▸ Aim
Copy every line of the following data that includes the string "states".

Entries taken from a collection
_____
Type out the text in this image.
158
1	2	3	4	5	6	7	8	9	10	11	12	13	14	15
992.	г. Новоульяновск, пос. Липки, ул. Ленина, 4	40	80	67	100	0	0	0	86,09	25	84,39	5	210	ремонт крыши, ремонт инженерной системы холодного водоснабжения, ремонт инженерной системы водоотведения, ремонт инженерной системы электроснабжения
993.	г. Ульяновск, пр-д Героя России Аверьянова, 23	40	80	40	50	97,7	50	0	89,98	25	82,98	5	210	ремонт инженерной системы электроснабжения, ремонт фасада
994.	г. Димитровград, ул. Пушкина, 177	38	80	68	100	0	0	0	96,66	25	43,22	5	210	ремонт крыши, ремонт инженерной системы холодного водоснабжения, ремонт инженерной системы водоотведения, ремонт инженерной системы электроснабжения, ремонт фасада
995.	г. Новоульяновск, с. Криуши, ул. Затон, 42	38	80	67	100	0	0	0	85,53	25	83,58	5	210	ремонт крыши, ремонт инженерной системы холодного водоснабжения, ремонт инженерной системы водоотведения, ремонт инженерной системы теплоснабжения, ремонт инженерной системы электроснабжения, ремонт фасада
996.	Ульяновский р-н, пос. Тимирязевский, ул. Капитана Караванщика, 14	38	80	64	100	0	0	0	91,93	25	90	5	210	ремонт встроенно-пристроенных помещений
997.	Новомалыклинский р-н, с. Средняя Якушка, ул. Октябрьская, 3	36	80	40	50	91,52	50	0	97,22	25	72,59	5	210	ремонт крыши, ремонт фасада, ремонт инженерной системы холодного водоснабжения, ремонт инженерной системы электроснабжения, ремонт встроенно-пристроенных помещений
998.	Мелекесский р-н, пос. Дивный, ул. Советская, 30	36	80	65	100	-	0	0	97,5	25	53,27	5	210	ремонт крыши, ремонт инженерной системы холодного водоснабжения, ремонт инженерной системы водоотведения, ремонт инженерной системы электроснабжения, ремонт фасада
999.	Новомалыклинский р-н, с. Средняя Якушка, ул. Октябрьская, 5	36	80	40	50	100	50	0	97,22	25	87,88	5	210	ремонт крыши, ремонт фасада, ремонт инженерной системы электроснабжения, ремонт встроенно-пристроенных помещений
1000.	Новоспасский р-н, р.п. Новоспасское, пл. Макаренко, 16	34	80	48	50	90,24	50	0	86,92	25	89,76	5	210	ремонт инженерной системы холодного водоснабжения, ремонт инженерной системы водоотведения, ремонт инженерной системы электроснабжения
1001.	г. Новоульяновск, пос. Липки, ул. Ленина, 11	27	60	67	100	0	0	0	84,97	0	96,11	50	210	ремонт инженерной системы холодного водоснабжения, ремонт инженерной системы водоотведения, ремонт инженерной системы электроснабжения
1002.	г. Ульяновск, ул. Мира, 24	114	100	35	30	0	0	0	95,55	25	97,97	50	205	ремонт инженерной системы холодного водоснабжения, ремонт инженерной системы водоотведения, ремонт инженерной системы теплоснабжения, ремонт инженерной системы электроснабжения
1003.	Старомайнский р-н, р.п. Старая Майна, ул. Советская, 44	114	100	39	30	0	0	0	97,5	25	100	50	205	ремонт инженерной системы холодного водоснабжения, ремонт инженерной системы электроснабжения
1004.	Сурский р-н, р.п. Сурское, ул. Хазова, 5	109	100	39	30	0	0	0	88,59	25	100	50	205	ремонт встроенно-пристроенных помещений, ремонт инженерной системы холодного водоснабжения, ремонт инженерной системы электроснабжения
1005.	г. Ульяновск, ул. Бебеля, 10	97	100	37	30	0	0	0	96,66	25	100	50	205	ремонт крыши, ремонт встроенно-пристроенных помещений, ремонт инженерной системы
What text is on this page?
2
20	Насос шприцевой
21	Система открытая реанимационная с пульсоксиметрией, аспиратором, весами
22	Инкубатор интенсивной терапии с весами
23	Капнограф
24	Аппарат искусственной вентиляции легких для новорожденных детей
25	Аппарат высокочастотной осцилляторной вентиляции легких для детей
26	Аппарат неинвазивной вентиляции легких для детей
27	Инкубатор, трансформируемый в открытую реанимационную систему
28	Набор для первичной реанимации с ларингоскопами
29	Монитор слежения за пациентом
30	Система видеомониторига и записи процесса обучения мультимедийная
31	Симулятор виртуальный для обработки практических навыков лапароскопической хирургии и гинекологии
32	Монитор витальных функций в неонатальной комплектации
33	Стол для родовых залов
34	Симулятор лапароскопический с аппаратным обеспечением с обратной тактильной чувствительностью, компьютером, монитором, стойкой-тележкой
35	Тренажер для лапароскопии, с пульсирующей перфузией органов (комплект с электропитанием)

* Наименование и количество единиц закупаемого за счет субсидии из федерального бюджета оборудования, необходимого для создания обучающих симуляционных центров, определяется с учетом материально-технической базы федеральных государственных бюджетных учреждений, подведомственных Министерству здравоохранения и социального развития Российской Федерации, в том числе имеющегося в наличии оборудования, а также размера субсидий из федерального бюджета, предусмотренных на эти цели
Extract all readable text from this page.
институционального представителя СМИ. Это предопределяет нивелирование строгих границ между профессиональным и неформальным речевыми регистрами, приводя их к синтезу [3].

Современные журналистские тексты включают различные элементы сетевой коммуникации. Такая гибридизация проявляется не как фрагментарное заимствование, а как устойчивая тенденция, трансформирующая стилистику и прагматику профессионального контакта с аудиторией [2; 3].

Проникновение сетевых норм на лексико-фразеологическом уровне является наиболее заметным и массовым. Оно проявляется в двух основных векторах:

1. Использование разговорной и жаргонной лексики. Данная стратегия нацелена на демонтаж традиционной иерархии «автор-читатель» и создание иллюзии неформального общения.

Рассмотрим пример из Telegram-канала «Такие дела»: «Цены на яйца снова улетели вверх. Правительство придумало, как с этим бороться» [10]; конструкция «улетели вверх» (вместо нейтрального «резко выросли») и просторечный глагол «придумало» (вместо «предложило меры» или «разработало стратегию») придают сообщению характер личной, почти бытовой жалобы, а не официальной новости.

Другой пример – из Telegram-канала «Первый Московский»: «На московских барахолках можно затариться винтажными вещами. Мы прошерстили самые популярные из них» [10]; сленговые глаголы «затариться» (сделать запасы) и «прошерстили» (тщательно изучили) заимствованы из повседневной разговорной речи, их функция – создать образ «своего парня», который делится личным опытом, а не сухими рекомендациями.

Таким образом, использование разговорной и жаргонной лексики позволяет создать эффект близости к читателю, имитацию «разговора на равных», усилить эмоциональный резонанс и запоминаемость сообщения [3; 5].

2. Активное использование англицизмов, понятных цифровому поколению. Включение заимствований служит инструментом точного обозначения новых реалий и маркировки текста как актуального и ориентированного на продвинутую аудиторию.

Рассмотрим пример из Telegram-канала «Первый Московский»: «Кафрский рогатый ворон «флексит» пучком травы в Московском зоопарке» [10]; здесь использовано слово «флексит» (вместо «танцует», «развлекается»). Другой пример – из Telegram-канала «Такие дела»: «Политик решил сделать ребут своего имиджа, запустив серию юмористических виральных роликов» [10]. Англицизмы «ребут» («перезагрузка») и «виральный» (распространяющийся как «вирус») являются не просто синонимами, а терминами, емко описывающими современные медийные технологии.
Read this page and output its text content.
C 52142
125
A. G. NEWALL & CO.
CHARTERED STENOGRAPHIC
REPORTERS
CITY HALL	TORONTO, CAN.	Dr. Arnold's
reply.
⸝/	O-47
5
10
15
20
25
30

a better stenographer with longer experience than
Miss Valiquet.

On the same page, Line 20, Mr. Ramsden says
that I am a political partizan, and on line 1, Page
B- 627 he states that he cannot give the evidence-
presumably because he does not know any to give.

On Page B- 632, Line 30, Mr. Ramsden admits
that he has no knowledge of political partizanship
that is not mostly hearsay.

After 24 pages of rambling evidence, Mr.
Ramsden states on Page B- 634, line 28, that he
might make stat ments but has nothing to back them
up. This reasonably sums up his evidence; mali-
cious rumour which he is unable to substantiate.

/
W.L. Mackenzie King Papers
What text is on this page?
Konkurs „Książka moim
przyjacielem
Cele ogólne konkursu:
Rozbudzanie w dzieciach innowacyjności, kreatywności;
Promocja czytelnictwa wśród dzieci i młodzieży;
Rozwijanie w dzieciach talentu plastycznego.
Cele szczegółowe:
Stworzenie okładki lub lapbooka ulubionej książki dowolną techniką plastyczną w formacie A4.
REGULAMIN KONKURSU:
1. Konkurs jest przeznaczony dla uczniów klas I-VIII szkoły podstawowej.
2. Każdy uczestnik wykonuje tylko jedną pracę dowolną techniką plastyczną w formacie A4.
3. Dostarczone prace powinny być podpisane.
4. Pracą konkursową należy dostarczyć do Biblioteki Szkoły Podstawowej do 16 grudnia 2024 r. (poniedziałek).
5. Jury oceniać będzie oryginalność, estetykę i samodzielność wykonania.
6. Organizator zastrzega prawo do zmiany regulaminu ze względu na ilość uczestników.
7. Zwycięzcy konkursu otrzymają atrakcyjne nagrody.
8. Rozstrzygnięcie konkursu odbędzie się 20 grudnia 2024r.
_____
▸ Written response
B- 627 he states that he cannot give the evidence-
Ramsden states on Page B- 634, line 28, that he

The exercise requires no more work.